INPUT RECORDS:

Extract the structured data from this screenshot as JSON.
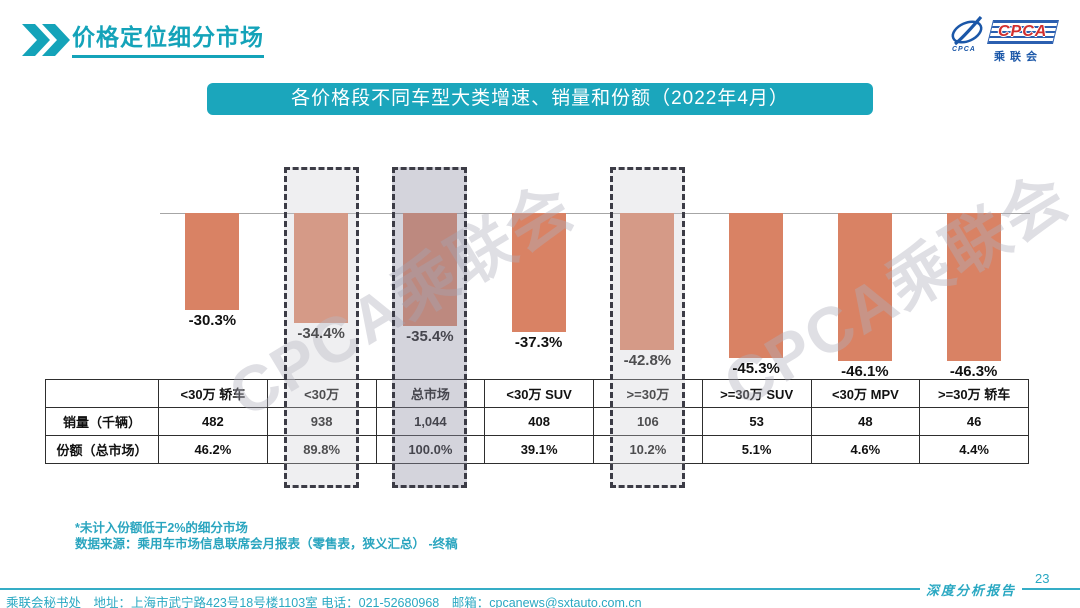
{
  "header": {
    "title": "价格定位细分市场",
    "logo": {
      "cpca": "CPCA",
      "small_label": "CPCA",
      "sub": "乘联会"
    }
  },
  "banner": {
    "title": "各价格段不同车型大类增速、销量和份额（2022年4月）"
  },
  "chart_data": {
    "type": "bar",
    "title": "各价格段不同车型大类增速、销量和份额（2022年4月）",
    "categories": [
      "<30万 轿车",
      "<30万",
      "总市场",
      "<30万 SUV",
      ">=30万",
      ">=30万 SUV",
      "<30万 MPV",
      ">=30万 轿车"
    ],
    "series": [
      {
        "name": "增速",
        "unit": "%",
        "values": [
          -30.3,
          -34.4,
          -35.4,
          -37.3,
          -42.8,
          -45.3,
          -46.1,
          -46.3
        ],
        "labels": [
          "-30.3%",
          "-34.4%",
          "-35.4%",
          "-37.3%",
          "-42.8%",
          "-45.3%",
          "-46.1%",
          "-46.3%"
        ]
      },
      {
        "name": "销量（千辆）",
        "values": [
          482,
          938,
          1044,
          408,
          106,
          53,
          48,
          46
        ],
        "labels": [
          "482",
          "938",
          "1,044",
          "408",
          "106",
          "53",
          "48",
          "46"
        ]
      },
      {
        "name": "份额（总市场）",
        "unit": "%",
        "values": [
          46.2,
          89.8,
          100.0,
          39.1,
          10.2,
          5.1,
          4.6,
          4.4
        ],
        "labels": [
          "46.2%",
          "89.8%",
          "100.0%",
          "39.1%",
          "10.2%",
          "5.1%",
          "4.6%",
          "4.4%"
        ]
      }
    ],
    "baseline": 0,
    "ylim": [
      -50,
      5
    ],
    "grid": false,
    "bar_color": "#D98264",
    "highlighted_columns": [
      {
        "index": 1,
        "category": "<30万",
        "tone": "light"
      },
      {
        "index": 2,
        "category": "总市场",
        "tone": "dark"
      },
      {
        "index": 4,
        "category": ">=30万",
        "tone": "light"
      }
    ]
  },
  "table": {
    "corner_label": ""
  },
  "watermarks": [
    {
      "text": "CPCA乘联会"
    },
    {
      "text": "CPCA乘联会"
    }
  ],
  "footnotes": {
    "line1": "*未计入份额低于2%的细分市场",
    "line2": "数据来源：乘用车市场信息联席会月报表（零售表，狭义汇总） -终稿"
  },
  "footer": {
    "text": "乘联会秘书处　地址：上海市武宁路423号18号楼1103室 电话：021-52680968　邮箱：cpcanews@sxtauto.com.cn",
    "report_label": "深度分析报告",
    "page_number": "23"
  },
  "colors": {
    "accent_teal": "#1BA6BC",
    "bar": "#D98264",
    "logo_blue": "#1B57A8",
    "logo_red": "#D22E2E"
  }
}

BRIEF: Show every line of the records above that contains the word "title".

THE REPLY:
    "title": "价格定位细分市场",
    "title": "各价格段不同车型大类增速、销量和份额（2022年4月）"
    "title": "各价格段不同车型大类增速、销量和份额（2022年4月）",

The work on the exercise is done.